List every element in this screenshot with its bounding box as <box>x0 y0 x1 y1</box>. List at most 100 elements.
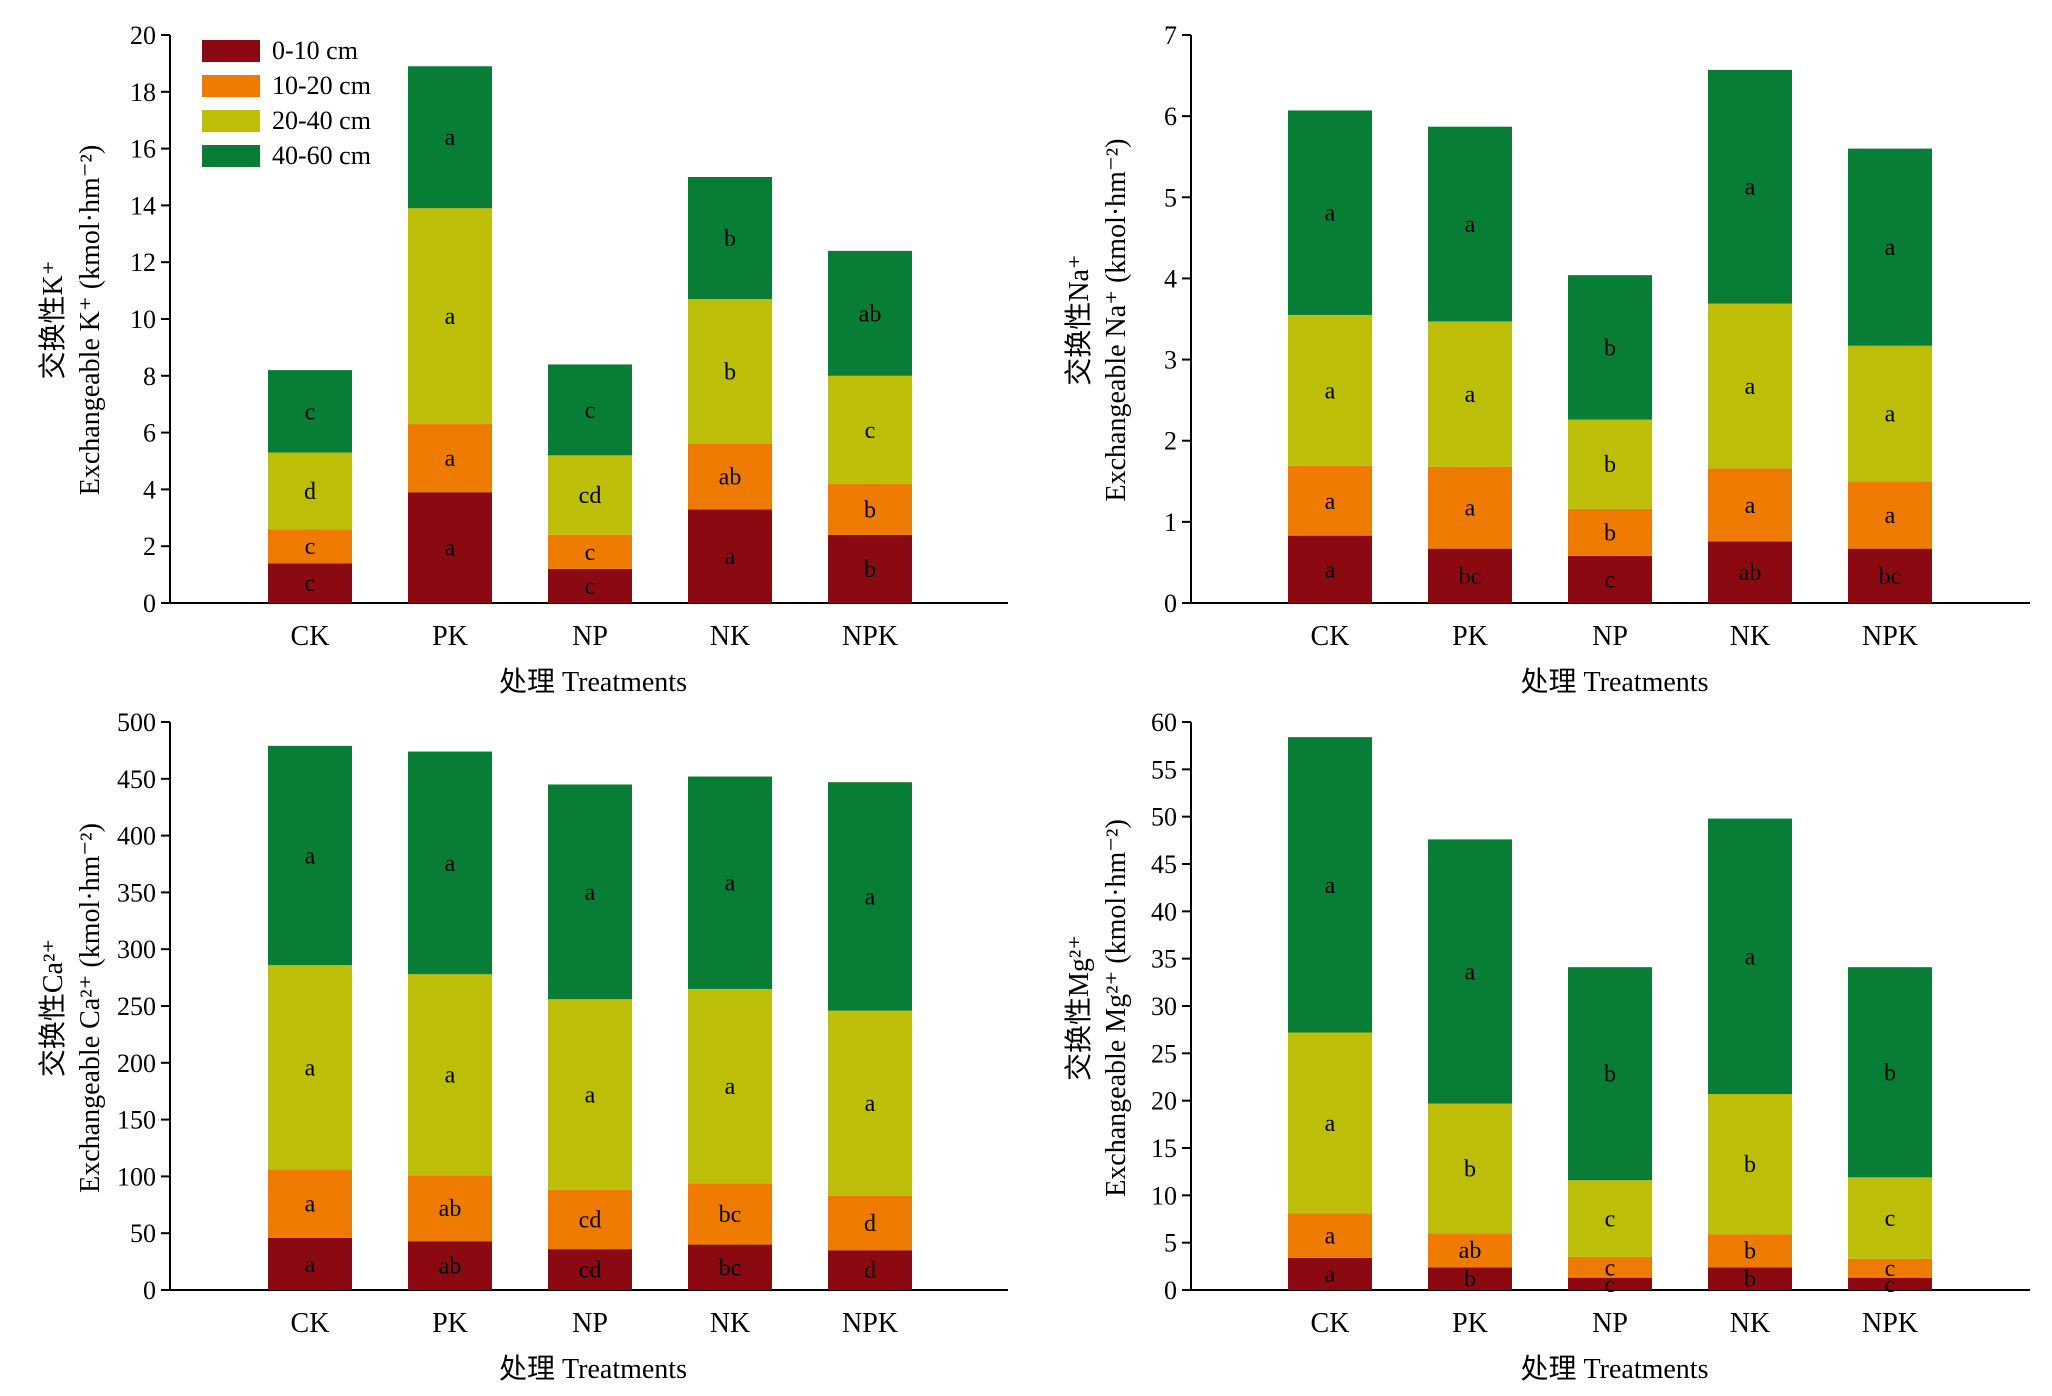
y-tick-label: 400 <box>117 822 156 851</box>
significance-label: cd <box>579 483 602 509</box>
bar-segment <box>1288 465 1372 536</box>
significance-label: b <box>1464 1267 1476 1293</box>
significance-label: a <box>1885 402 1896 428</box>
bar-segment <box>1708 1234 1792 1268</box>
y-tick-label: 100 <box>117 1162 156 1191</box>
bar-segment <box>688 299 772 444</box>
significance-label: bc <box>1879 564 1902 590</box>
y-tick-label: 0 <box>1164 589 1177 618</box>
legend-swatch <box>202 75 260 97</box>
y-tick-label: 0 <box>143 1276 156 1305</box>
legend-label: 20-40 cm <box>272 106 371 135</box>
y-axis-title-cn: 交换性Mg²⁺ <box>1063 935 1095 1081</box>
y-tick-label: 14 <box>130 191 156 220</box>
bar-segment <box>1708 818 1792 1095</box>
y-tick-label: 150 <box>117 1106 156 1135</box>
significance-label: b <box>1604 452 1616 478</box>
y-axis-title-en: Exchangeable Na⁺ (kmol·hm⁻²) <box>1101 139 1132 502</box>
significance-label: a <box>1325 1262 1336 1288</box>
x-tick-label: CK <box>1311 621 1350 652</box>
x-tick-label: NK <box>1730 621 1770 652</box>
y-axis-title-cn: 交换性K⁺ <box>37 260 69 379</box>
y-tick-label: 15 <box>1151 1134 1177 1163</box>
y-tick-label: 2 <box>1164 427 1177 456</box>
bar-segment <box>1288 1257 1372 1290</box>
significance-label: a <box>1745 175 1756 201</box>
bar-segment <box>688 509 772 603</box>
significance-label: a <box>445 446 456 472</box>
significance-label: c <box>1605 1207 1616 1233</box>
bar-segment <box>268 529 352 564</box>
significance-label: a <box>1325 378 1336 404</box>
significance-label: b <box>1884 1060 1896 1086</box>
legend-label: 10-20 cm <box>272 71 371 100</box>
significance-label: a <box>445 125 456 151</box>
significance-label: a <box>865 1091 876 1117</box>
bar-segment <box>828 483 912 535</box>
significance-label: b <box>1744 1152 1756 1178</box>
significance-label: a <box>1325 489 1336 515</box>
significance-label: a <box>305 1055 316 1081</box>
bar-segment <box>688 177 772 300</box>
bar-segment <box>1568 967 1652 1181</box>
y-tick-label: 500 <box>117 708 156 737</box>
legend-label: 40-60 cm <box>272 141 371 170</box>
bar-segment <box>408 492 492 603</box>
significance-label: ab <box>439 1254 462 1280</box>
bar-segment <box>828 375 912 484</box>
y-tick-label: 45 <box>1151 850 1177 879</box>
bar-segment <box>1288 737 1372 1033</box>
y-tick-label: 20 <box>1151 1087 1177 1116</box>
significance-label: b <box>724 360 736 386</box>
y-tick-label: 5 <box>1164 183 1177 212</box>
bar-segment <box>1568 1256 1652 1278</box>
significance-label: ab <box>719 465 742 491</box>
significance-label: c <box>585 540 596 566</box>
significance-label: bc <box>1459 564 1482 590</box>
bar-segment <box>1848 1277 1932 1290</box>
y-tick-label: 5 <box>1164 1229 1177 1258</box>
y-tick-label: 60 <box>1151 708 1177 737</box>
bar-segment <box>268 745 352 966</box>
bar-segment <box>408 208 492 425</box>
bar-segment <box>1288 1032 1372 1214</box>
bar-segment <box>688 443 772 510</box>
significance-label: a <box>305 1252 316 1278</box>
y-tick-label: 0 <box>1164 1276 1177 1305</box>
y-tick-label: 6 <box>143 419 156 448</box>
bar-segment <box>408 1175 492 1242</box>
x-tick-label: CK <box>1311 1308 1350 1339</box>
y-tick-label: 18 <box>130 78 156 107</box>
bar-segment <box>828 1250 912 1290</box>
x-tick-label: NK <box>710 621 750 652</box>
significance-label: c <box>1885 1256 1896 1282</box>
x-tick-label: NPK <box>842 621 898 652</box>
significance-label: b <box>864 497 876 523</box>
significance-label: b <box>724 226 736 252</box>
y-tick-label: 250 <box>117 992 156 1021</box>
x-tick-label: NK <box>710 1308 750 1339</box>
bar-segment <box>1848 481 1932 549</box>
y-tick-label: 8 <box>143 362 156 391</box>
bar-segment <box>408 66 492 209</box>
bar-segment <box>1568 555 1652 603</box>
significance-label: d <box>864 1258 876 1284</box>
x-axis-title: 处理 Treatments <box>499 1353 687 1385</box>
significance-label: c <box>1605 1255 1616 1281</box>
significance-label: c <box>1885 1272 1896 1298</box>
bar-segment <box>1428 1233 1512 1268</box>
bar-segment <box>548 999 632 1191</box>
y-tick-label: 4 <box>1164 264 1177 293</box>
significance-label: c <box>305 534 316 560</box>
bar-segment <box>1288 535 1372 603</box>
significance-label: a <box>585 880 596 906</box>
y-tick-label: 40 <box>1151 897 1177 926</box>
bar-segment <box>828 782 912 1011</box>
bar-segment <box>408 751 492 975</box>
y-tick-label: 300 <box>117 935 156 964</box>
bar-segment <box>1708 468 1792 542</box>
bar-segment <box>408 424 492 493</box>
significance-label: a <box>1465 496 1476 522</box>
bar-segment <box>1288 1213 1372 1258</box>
┄┄┄┄┄┄
(COSA FARAI):
Aggiorna l'intero elenco sostituendo ogni "bar-segment" con "segmento-barra" e lasciando invariato tutto il resto. Ometti le immagini dalla risposta.

(RISULTATO CORRETTO):
List every element in this screenshot with its bounding box as <box>x0 y0 x1 y1</box>. List at most 100 elements.
y-tick-label: 400 <box>117 822 156 851</box>
significance-label: cd <box>579 483 602 509</box>
segmento-barra <box>1288 465 1372 536</box>
significance-label: b <box>1464 1267 1476 1293</box>
significance-label: a <box>1885 402 1896 428</box>
segmento-barra <box>1708 1234 1792 1268</box>
y-tick-label: 100 <box>117 1162 156 1191</box>
segmento-barra <box>688 299 772 444</box>
significance-label: bc <box>1879 564 1902 590</box>
y-tick-label: 0 <box>1164 589 1177 618</box>
legend-swatch <box>202 75 260 97</box>
y-tick-label: 0 <box>143 1276 156 1305</box>
legend-label: 20-40 cm <box>272 106 371 135</box>
y-axis-title-cn: 交换性Mg²⁺ <box>1063 935 1095 1081</box>
y-tick-label: 14 <box>130 191 156 220</box>
segmento-barra <box>1708 818 1792 1095</box>
y-tick-label: 150 <box>117 1106 156 1135</box>
significance-label: b <box>1604 452 1616 478</box>
y-axis-title-en: Exchangeable Na⁺ (kmol·hm⁻²) <box>1101 139 1132 502</box>
significance-label: a <box>1325 1262 1336 1288</box>
x-tick-label: CK <box>1311 621 1350 652</box>
x-tick-label: NK <box>1730 621 1770 652</box>
y-axis-title-cn: 交换性K⁺ <box>37 260 69 379</box>
y-tick-label: 15 <box>1151 1134 1177 1163</box>
y-tick-label: 2 <box>1164 427 1177 456</box>
segmento-barra <box>1288 1257 1372 1290</box>
significance-label: a <box>1745 175 1756 201</box>
segmento-barra <box>688 509 772 603</box>
significance-label: a <box>445 446 456 472</box>
significance-label: c <box>1605 1207 1616 1233</box>
segmento-barra <box>268 529 352 564</box>
significance-label: a <box>1325 378 1336 404</box>
significance-label: b <box>1884 1060 1896 1086</box>
legend-label: 10-20 cm <box>272 71 371 100</box>
significance-label: a <box>445 125 456 151</box>
significance-label: a <box>865 1091 876 1117</box>
segmento-barra <box>828 483 912 535</box>
significance-label: b <box>1744 1152 1756 1178</box>
significance-label: a <box>1325 489 1336 515</box>
significance-label: a <box>305 1055 316 1081</box>
segmento-barra <box>688 177 772 300</box>
segmento-barra <box>1568 967 1652 1181</box>
y-tick-label: 500 <box>117 708 156 737</box>
legend-label: 40-60 cm <box>272 141 371 170</box>
segmento-barra <box>408 492 492 603</box>
significance-label: ab <box>439 1254 462 1280</box>
segmento-barra <box>828 375 912 484</box>
y-tick-label: 45 <box>1151 850 1177 879</box>
segmento-barra <box>1288 737 1372 1033</box>
y-tick-label: 20 <box>1151 1087 1177 1116</box>
significance-label: b <box>724 360 736 386</box>
y-tick-label: 5 <box>1164 183 1177 212</box>
segmento-barra <box>1568 1256 1652 1278</box>
significance-label: ab <box>719 465 742 491</box>
significance-label: c <box>585 540 596 566</box>
significance-label: bc <box>1459 564 1482 590</box>
segmento-barra <box>1848 1277 1932 1290</box>
y-tick-label: 5 <box>1164 1229 1177 1258</box>
y-tick-label: 60 <box>1151 708 1177 737</box>
segmento-barra <box>268 745 352 966</box>
segmento-barra <box>408 208 492 425</box>
segmento-barra <box>1288 1032 1372 1214</box>
segmento-barra <box>688 443 772 510</box>
significance-label: a <box>305 1252 316 1278</box>
y-tick-label: 0 <box>1164 1276 1177 1305</box>
y-tick-label: 6 <box>143 419 156 448</box>
segmento-barra <box>408 1175 492 1242</box>
x-tick-label: CK <box>1311 1308 1350 1339</box>
y-tick-label: 18 <box>130 78 156 107</box>
segmento-barra <box>828 1250 912 1290</box>
x-tick-label: NK <box>710 621 750 652</box>
significance-label: c <box>1885 1256 1896 1282</box>
x-tick-label: NPK <box>842 621 898 652</box>
significance-label: b <box>864 497 876 523</box>
significance-label: b <box>724 226 736 252</box>
y-tick-label: 250 <box>117 992 156 1021</box>
x-tick-label: NK <box>710 1308 750 1339</box>
segmento-barra <box>1848 481 1932 549</box>
y-tick-label: 8 <box>143 362 156 391</box>
segmento-barra <box>408 66 492 209</box>
segmento-barra <box>1568 555 1652 603</box>
significance-label: d <box>864 1258 876 1284</box>
x-axis-title: 处理 Treatments <box>499 1353 687 1385</box>
significance-label: c <box>1605 1255 1616 1281</box>
significance-label: c <box>1885 1272 1896 1298</box>
segmento-barra <box>1428 1233 1512 1268</box>
segmento-barra <box>548 999 632 1191</box>
y-tick-label: 4 <box>1164 264 1177 293</box>
significance-label: c <box>305 534 316 560</box>
segmento-barra <box>1288 535 1372 603</box>
significance-label: a <box>585 880 596 906</box>
y-tick-label: 40 <box>1151 897 1177 926</box>
segmento-barra <box>828 782 912 1011</box>
segmento-barra <box>408 751 492 975</box>
y-tick-label: 300 <box>117 935 156 964</box>
segmento-barra <box>1708 468 1792 542</box>
segmento-barra <box>408 424 492 493</box>
significance-label: a <box>1465 496 1476 522</box>
segmento-barra <box>1288 1213 1372 1258</box>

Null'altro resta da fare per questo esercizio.